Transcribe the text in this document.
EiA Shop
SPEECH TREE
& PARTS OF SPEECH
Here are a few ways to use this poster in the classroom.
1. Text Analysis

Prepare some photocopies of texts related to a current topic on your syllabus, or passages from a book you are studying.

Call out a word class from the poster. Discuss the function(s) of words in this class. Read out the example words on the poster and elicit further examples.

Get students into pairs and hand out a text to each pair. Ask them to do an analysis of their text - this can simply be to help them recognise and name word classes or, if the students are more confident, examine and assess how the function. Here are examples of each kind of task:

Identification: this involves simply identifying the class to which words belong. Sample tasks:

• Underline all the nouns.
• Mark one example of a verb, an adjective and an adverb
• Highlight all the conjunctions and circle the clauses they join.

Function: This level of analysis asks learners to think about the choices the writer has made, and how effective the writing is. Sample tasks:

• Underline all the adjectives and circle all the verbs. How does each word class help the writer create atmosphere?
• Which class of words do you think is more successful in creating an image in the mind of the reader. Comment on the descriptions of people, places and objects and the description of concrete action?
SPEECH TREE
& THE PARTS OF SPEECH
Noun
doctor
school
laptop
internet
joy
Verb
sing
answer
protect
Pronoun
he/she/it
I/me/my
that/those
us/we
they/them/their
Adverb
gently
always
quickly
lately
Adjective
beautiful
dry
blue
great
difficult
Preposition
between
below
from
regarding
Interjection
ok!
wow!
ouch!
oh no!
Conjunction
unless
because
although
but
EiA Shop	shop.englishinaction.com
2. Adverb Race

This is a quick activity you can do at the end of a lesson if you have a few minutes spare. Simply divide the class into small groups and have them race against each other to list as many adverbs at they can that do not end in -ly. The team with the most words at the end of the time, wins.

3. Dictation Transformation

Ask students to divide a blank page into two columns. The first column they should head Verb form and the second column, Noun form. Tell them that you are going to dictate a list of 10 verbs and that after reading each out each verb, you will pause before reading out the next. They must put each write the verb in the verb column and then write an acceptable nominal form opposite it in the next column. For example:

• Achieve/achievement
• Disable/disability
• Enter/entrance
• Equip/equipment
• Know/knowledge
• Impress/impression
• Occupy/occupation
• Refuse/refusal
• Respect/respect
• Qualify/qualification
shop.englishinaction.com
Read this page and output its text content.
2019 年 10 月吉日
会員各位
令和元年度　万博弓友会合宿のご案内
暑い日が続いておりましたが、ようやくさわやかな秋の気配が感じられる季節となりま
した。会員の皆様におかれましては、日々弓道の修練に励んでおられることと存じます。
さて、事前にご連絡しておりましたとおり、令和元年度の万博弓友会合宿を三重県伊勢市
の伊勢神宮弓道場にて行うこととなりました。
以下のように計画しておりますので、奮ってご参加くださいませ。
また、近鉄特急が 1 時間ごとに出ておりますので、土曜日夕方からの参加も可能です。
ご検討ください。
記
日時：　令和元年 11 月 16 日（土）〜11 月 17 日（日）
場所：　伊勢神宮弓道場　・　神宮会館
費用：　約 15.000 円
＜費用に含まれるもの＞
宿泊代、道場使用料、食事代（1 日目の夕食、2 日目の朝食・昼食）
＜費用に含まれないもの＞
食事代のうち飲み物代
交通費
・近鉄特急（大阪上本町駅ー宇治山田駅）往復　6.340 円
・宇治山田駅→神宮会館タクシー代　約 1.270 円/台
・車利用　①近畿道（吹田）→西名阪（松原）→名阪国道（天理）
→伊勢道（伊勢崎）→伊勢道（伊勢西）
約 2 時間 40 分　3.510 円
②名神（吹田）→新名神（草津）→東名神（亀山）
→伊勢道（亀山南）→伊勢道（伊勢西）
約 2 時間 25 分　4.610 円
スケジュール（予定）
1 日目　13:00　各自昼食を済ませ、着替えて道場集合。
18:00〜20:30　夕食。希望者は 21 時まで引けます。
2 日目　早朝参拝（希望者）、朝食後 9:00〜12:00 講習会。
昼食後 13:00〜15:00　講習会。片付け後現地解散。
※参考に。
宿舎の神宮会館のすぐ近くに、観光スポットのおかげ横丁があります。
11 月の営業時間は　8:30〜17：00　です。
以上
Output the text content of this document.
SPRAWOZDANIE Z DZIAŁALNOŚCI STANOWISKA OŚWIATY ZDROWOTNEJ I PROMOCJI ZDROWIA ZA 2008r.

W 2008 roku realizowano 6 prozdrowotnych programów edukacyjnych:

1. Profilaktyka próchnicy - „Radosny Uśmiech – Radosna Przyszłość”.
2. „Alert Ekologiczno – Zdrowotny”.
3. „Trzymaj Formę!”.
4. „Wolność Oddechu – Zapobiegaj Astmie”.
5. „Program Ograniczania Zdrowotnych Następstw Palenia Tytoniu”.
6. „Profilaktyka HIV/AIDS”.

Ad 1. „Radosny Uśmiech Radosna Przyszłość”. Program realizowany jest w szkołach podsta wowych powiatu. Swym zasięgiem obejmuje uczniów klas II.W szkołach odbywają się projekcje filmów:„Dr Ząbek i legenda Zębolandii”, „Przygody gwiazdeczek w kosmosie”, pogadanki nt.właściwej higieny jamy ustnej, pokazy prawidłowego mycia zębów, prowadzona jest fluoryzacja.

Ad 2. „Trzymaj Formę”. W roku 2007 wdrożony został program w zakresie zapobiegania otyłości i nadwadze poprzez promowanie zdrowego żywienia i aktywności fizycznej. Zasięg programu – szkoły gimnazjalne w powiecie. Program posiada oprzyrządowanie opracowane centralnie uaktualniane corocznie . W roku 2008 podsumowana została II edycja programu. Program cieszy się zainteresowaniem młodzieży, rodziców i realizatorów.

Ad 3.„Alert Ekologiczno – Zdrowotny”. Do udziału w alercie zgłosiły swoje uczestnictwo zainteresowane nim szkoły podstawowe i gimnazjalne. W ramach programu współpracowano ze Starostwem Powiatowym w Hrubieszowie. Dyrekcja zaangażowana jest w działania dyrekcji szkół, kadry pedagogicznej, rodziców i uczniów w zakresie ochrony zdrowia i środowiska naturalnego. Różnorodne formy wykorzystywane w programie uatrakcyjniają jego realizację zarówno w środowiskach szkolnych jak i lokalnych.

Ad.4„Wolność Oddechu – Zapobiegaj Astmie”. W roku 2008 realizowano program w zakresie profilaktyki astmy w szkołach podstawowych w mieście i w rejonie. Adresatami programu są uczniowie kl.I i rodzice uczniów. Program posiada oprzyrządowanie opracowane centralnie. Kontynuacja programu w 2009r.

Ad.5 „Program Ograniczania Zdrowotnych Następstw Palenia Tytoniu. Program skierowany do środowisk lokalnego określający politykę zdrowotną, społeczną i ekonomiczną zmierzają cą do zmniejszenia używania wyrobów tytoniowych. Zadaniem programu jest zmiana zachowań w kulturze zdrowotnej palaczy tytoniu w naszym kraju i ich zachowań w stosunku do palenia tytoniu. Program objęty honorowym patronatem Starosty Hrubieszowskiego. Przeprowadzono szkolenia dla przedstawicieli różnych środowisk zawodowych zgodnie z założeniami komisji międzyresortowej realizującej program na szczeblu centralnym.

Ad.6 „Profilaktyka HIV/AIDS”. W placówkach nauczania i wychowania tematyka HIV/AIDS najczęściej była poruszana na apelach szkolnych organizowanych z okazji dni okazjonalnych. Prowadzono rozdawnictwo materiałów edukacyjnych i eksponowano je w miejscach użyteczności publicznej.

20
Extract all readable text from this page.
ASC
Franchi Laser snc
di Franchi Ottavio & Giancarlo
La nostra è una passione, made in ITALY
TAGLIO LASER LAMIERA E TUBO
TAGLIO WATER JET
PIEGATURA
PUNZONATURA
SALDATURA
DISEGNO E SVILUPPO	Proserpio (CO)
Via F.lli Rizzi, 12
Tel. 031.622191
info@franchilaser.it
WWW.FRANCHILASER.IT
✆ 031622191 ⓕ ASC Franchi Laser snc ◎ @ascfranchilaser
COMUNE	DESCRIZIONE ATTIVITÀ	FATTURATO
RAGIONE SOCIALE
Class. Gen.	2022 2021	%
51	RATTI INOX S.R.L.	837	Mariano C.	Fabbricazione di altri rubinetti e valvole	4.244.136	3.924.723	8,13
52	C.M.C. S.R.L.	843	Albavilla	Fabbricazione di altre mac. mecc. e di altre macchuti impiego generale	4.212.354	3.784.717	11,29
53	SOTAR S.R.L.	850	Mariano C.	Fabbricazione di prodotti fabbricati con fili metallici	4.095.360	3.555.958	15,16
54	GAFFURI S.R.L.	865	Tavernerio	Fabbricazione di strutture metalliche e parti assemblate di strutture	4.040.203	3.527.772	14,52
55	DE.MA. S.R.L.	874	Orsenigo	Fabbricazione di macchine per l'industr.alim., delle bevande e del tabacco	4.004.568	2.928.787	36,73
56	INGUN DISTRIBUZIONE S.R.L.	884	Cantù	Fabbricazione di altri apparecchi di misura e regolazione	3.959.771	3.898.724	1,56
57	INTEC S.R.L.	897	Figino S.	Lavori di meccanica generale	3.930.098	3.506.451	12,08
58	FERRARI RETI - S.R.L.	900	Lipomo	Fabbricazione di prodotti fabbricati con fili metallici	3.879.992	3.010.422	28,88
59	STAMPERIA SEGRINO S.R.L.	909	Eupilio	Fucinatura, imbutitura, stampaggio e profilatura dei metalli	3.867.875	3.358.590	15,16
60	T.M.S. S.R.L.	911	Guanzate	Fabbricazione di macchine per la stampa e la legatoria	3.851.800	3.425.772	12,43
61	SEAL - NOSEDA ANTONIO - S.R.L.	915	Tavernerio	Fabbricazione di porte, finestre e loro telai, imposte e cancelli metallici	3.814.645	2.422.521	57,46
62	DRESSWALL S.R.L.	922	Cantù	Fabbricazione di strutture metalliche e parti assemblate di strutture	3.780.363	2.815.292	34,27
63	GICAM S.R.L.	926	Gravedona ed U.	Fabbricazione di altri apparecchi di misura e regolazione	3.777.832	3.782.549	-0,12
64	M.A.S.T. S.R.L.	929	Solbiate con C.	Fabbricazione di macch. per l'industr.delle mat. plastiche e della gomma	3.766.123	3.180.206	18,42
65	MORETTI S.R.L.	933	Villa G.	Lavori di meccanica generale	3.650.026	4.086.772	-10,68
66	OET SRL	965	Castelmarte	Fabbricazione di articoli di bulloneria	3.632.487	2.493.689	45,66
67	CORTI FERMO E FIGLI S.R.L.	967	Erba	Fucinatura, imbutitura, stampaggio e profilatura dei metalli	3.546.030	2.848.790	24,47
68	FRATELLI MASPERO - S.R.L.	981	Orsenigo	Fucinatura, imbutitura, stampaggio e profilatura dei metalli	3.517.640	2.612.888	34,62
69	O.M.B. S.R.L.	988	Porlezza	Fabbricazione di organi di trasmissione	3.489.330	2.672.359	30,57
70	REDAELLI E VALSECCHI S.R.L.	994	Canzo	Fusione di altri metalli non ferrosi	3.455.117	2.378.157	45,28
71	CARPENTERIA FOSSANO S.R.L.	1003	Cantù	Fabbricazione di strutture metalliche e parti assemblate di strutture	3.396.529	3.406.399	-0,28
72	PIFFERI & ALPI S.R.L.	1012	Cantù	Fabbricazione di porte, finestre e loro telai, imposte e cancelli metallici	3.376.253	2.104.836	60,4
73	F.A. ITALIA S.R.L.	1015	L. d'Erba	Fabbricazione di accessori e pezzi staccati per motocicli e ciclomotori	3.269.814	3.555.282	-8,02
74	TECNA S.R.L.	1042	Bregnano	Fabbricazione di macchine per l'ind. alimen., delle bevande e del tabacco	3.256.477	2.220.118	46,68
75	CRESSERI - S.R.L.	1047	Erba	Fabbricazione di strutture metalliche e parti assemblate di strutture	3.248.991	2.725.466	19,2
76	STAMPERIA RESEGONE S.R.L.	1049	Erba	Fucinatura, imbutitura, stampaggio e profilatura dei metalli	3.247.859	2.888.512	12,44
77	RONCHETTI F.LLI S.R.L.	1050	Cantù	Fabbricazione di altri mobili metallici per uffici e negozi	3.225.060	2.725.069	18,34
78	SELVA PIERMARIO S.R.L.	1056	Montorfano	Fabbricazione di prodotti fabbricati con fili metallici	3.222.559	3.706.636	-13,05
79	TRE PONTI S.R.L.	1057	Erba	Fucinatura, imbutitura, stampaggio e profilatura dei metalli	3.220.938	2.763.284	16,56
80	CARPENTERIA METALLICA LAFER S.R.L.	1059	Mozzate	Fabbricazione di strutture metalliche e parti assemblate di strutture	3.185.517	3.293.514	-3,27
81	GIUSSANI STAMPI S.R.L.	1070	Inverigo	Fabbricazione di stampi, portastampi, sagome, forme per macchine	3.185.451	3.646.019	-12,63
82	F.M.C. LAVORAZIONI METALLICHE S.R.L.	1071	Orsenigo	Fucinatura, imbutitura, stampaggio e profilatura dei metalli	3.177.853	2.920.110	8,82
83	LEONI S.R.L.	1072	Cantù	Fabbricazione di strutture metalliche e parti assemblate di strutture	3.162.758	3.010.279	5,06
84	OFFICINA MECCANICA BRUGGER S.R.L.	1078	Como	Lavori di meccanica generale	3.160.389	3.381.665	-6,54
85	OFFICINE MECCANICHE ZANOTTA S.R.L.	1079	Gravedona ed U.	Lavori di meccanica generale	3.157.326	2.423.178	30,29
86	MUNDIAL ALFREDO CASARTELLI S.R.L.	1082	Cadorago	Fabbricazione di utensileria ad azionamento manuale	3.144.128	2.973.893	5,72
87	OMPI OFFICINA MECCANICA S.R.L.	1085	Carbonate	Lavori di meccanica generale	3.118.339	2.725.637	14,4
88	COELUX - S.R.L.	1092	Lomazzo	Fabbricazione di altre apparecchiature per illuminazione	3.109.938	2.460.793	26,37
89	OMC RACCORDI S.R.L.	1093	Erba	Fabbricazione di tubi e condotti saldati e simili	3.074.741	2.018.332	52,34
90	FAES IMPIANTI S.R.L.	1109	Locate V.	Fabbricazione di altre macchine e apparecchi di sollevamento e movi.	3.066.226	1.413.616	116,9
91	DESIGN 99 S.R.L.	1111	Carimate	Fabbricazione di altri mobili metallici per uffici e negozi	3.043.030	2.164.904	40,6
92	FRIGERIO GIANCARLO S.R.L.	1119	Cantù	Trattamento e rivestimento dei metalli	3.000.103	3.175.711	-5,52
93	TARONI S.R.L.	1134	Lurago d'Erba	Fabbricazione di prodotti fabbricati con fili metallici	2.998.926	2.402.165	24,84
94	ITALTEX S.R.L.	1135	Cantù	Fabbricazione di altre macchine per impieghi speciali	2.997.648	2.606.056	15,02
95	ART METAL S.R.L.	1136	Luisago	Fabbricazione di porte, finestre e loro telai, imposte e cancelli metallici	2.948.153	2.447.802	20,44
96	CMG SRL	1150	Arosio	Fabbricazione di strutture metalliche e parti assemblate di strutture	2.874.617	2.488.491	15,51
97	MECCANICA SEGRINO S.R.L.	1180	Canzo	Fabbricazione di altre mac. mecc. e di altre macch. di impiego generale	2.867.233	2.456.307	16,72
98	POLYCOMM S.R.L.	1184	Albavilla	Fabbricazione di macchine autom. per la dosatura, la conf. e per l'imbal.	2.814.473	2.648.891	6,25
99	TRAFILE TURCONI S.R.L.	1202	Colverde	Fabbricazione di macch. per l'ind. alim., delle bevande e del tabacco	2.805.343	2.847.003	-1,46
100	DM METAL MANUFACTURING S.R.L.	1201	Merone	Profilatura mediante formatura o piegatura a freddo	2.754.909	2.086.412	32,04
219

:::

EXERCISE GOAL:
Copy out each line of the records that holds the string "examples".

THE SOLUTION:
Call out a word class from the poster. Discuss the function(s) of words in this class. Read out the example words on the poster and elicit further examples.
Get students into pairs and hand out a text to each pair. Ask them to do an analysis of their text - this can simply be to help them recognise and name word classes or, if the students are more confident, examine and assess how the function. Here are examples of each kind of task:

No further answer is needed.